• **WHAT THE EXERCISE ASKS**: Review the material line by line. Identify and copy every line that contains the string "鸡尾酒会效应".

(Raw records)
*****

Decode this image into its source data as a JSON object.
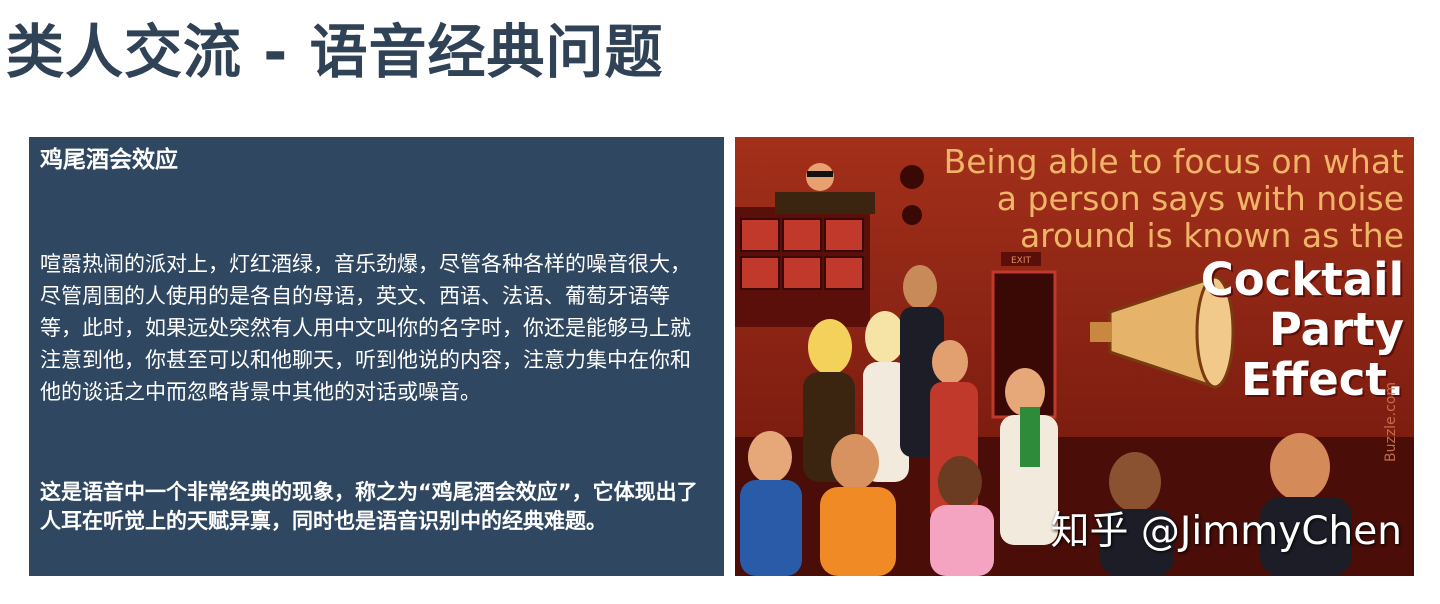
{
  "slide": {
    "title": "类人交流 - 语音经典问题"
  },
  "panel": {
    "heading": "鸡尾酒会效应",
    "body": "喧嚣热闹的派对上，灯红酒绿，音乐劲爆，尽管各种各样的噪音很大，尽管周围的人使用的是各自的母语，英文、西语、法语、葡萄牙语等等，此时，如果远处突然有人用中文叫你的名字时，你还是能够马上就注意到他，你甚至可以和他聊天，听到他说的内容，注意力集中在你和他的谈话之中而忽略背景中其他的对话或噪音。",
    "conclusion": "这是语音中一个非常经典的现象，称之为“鸡尾酒会效应”，它体现出了人耳在听觉上的天赋异禀，同时也是语音识别中的经典难题。"
  },
  "illustration": {
    "caption_lines": [
      "Being able to focus on what",
      "a person says with noise",
      "around is known as the"
    ],
    "effect_lines": [
      "Cocktail",
      "Party",
      "Effect."
    ],
    "exit_sign": "EXIT",
    "source": "Buzzle.com",
    "watermark": "知乎 @JimmyChen"
  }
}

*****

• **THE OUTPUT**:
    "heading": "鸡尾酒会效应",
    "conclusion": "这是语音中一个非常经典的现象，称之为“鸡尾酒会效应”，它体现出了人耳在听觉上的天赋异禀，同时也是语音识别中的经典难题。"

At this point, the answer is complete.